Objective >> Copy out all lines with the word "this" in them.

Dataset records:

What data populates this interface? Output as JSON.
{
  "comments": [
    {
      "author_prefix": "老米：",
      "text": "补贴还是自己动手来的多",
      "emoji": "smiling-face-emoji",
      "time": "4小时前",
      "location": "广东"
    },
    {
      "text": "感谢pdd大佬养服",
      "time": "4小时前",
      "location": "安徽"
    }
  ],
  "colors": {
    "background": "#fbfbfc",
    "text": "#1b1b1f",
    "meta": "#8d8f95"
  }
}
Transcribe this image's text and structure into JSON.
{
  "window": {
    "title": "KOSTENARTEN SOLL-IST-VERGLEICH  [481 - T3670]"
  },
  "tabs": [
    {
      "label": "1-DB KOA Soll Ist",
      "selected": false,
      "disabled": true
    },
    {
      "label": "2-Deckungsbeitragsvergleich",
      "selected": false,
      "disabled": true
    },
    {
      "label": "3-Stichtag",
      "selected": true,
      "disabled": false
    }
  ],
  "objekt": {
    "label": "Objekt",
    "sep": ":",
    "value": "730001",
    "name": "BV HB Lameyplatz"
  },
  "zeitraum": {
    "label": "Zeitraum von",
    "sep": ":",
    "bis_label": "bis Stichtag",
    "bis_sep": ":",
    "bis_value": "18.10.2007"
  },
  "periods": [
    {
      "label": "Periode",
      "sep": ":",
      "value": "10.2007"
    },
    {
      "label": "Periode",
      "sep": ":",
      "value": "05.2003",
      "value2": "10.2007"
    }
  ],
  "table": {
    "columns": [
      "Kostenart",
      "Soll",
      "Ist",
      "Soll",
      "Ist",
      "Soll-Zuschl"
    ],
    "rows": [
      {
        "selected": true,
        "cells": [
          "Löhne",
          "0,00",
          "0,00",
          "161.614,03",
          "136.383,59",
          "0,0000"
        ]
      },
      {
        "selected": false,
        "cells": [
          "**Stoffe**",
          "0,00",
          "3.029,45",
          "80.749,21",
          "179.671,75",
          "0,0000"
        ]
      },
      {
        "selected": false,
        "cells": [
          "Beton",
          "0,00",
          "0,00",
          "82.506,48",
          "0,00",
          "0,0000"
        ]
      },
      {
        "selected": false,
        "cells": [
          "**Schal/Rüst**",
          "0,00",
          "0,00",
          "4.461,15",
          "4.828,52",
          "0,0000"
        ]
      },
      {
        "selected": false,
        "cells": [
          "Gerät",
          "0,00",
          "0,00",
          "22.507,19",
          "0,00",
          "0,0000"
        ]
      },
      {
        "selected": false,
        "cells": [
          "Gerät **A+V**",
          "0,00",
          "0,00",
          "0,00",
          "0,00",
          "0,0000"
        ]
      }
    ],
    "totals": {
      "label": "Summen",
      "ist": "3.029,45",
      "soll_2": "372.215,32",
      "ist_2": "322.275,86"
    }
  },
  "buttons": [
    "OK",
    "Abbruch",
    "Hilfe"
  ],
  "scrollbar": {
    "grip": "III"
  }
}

Reply >>
What data populates this interface? Output as JSON.
Transcribe this image's text and structure into JSON.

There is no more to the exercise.